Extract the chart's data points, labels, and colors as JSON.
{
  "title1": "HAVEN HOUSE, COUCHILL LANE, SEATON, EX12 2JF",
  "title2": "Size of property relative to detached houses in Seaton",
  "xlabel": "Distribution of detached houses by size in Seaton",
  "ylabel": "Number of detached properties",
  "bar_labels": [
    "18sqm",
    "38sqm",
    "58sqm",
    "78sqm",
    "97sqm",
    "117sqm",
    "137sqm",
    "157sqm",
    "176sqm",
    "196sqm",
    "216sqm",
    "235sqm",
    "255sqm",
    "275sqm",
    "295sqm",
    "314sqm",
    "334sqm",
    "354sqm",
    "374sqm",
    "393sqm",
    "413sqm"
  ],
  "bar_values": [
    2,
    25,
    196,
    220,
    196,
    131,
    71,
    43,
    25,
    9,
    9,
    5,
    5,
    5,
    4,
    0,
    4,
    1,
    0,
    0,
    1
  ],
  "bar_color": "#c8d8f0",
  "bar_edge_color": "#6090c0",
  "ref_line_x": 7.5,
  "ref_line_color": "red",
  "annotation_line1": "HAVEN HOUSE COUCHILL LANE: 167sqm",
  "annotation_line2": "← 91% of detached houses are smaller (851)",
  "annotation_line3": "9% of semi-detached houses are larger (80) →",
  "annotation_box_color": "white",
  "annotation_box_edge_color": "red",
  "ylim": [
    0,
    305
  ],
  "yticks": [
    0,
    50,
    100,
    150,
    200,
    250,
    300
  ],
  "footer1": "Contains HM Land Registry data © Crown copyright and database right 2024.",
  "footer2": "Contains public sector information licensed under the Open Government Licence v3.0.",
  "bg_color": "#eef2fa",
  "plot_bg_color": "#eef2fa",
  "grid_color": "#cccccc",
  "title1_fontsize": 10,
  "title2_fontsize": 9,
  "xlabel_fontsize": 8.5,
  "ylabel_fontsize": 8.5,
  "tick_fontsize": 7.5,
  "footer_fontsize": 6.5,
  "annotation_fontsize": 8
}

──────────

Reproduce the entire listing word for word.

TASK ANSWER =
Extract the chart's data points, labels, and colors as JSON.
{
  "title1": "HAVEN HOUSE, COUCHILL LANE, SEATON, EX12 2JF",
  "title2": "Size of property relative to detached houses in Seaton",
  "xlabel": "Distribution of detached houses by size in Seaton",
  "ylabel": "Number of detached properties",
  "bar_labels": [
    "18sqm",
    "38sqm",
    "58sqm",
    "78sqm",
    "97sqm",
    "117sqm",
    "137sqm",
    "157sqm",
    "176sqm",
    "196sqm",
    "216sqm",
    "235sqm",
    "255sqm",
    "275sqm",
    "295sqm",
    "314sqm",
    "334sqm",
    "354sqm",
    "374sqm",
    "393sqm",
    "413sqm"
  ],
  "bar_values": [
    2,
    25,
    196,
    220,
    196,
    131,
    71,
    43,
    25,
    9,
    9,
    5,
    5,
    5,
    4,
    0,
    4,
    1,
    0,
    0,
    1
  ],
  "bar_color": "#c8d8f0",
  "bar_edge_color": "#6090c0",
  "ref_line_x": 7.5,
  "ref_line_color": "red",
  "annotation_line1": "HAVEN HOUSE COUCHILL LANE: 167sqm",
  "annotation_line2": "← 91% of detached houses are smaller (851)",
  "annotation_line3": "9% of semi-detached houses are larger (80) →",
  "annotation_box_color": "white",
  "annotation_box_edge_color": "red",
  "ylim": [
    0,
    305
  ],
  "yticks": [
    0,
    50,
    100,
    150,
    200,
    250,
    300
  ],
  "footer1": "Contains HM Land Registry data © Crown copyright and database right 2024.",
  "footer2": "Contains public sector information licensed under the Open Government Licence v3.0.",
  "bg_color": "#eef2fa",
  "plot_bg_color": "#eef2fa",
  "grid_color": "#cccccc",
  "title1_fontsize": 10,
  "title2_fontsize": 9,
  "xlabel_fontsize": 8.5,
  "ylabel_fontsize": 8.5,
  "tick_fontsize": 7.5,
  "footer_fontsize": 6.5,
  "annotation_fontsize": 8
}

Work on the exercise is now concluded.